• Written exercise: Find the lines that contain the word "color" and copy each one.
---
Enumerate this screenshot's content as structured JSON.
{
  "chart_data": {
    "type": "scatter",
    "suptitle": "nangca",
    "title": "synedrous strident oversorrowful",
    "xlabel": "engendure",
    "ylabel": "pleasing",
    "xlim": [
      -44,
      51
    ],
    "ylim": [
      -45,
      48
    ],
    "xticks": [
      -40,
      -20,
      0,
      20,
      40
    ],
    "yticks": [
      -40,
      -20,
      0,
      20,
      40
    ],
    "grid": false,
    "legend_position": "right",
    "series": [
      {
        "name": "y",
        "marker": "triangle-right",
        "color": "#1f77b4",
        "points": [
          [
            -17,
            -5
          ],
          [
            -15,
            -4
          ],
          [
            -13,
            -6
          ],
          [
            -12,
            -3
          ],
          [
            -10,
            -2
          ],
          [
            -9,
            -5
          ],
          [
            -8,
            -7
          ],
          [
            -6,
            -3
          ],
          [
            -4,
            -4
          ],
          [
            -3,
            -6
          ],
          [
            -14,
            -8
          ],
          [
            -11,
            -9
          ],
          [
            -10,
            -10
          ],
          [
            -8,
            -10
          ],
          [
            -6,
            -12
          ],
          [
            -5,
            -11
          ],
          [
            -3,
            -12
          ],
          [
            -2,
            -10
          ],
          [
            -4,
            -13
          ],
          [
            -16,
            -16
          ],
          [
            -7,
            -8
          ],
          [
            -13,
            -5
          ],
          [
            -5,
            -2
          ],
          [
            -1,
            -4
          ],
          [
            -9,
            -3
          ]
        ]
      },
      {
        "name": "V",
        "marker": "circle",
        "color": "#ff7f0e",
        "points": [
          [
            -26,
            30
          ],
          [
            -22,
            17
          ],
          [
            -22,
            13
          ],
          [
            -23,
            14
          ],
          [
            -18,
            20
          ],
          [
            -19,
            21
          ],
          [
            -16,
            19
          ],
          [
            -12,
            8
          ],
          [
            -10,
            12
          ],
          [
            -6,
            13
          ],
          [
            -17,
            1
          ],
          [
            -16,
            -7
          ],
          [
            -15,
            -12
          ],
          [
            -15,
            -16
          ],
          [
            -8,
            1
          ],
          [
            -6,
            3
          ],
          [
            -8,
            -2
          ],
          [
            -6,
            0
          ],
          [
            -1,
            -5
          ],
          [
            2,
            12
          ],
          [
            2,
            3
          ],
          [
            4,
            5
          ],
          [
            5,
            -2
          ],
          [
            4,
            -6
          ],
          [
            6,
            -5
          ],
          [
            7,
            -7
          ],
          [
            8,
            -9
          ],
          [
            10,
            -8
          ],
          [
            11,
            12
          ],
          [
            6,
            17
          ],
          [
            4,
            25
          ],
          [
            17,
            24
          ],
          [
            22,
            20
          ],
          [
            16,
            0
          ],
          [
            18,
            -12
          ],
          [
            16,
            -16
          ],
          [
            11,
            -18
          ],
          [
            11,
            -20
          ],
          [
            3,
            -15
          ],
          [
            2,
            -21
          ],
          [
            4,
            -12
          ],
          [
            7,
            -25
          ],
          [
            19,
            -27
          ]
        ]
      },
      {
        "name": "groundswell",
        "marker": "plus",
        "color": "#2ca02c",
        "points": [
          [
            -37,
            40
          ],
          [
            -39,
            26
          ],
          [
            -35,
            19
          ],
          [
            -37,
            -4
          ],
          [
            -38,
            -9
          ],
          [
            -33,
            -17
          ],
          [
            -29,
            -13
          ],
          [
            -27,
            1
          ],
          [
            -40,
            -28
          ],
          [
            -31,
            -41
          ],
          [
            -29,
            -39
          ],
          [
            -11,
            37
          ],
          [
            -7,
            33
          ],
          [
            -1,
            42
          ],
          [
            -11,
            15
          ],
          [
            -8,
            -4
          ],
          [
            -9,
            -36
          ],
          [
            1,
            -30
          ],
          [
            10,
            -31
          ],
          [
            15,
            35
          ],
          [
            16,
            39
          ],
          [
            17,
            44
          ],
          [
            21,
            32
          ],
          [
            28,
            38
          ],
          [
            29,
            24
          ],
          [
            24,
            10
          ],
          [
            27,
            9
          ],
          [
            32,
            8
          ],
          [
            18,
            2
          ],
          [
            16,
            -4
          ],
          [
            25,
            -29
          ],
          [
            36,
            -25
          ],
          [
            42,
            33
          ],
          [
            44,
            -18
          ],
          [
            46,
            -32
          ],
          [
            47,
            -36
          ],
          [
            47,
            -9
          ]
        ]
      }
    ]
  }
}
---
• Written answer:
        "color": "#1f77b4",
        "color": "#ff7f0e",
        "color": "#2ca02c",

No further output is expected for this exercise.